Input records:
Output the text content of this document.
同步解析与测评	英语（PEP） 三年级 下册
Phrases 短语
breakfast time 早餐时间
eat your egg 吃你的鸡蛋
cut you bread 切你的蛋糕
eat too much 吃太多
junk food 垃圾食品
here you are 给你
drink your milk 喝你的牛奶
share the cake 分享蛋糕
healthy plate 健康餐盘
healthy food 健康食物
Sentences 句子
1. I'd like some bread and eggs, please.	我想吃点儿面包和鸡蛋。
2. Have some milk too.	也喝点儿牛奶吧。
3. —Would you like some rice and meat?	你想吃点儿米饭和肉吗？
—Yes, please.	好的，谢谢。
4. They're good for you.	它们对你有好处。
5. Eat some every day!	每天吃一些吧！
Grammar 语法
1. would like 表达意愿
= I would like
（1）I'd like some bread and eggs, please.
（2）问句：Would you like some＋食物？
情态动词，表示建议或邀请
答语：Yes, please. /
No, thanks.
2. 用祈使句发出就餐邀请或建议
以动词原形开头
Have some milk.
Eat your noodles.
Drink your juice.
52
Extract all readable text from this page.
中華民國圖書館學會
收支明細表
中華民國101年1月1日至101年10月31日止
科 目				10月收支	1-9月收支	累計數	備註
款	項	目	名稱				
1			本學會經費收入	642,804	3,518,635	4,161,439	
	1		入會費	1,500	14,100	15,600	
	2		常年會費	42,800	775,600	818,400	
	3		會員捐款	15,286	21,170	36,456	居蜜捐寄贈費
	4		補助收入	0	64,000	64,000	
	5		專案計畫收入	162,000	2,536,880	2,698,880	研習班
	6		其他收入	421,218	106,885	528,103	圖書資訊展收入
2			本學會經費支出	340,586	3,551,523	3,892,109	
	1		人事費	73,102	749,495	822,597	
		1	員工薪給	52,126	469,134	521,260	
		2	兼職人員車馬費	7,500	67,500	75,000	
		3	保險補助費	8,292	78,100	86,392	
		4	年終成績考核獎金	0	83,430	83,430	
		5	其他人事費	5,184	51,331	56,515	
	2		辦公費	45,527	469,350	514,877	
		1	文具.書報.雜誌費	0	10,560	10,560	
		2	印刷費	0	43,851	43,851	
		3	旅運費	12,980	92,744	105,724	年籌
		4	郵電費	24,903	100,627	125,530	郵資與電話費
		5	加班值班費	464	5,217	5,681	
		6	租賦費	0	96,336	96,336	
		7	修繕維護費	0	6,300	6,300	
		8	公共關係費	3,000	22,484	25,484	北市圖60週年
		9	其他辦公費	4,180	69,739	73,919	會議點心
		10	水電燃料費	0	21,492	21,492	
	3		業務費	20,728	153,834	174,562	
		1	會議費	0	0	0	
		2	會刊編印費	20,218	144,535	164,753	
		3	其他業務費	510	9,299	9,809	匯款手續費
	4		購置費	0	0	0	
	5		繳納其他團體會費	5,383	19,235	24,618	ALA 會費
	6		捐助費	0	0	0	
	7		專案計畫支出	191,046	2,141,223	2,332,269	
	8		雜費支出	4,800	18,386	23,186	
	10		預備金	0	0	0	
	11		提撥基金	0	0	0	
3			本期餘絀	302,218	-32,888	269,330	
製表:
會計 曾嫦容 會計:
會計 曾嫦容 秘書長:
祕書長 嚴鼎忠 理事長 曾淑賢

Task requirements: The records above need to be transcribed in full. Keep every character unchanged.

Expected answer:
Output the text content of this document.
同步解析与测评	英语（PEP） 三年级 下册
Phrases 短语
breakfast time 早餐时间
eat your egg 吃你的鸡蛋
cut you bread 切你的蛋糕
eat too much 吃太多
junk food 垃圾食品
here you are 给你
drink your milk 喝你的牛奶
share the cake 分享蛋糕
healthy plate 健康餐盘
healthy food 健康食物
Sentences 句子
1. I'd like some bread and eggs, please.	我想吃点儿面包和鸡蛋。
2. Have some milk too.	也喝点儿牛奶吧。
3. —Would you like some rice and meat?	你想吃点儿米饭和肉吗？
—Yes, please.	好的，谢谢。
4. They're good for you.	它们对你有好处。
5. Eat some every day!	每天吃一些吧！
Grammar 语法
1. would like 表达意愿
= I would like
（1）I'd like some bread and eggs, please.
（2）问句：Would you like some＋食物？
情态动词，表示建议或邀请
答语：Yes, please. /
No, thanks.
2. 用祈使句发出就餐邀请或建议
以动词原形开头
Have some milk.
Eat your noodles.
Drink your juice.
52
Extract all readable text from this page.
中華民國圖書館學會
收支明細表
中華民國101年1月1日至101年10月31日止
科 目				10月收支	1-9月收支	累計數	備註
款	項	目	名稱				
1			本學會經費收入	642,804	3,518,635	4,161,439	
	1		入會費	1,500	14,100	15,600	
	2		常年會費	42,800	775,600	818,400	
	3		會員捐款	15,286	21,170	36,456	居蜜捐寄贈費
	4		補助收入	0	64,000	64,000	
	5		專案計畫收入	162,000	2,536,880	2,698,880	研習班
	6		其他收入	421,218	106,885	528,103	圖書資訊展收入
2			本學會經費支出	340,586	3,551,523	3,892,109	
	1		人事費	73,102	749,495	822,597	
		1	員工薪給	52,126	469,134	521,260	
		2	兼職人員車馬費	7,500	67,500	75,000	
		3	保險補助費	8,292	78,100	86,392	
		4	年終成績考核獎金	0	83,430	83,430	
		5	其他人事費	5,184	51,331	56,515	
	2		辦公費	45,527	469,350	514,877	
		1	文具.書報.雜誌費	0	10,560	10,560	
		2	印刷費	0	43,851	43,851	
		3	旅運費	12,980	92,744	105,724	年籌
		4	郵電費	24,903	100,627	125,530	郵資與電話費
		5	加班值班費	464	5,217	5,681	
		6	租賦費	0	96,336	96,336	
		7	修繕維護費	0	6,300	6,300	
		8	公共關係費	3,000	22,484	25,484	北市圖60週年
		9	其他辦公費	4,180	69,739	73,919	會議點心
		10	水電燃料費	0	21,492	21,492	
	3		業務費	20,728	153,834	174,562	
		1	會議費	0	0	0	
		2	會刊編印費	20,218	144,535	164,753	
		3	其他業務費	510	9,299	9,809	匯款手續費
	4		購置費	0	0	0	
	5		繳納其他團體會費	5,383	19,235	24,618	ALA 會費
	6		捐助費	0	0	0	
	7		專案計畫支出	191,046	2,141,223	2,332,269	
	8		雜費支出	4,800	18,386	23,186	
	10		預備金	0	0	0	
	11		提撥基金	0	0	0	
3			本期餘絀	302,218	-32,888	269,330	
製表:
會計 曾嫦容 會計:
會計 曾嫦容 秘書長:
祕書長 嚴鼎忠 理事長 曾淑賢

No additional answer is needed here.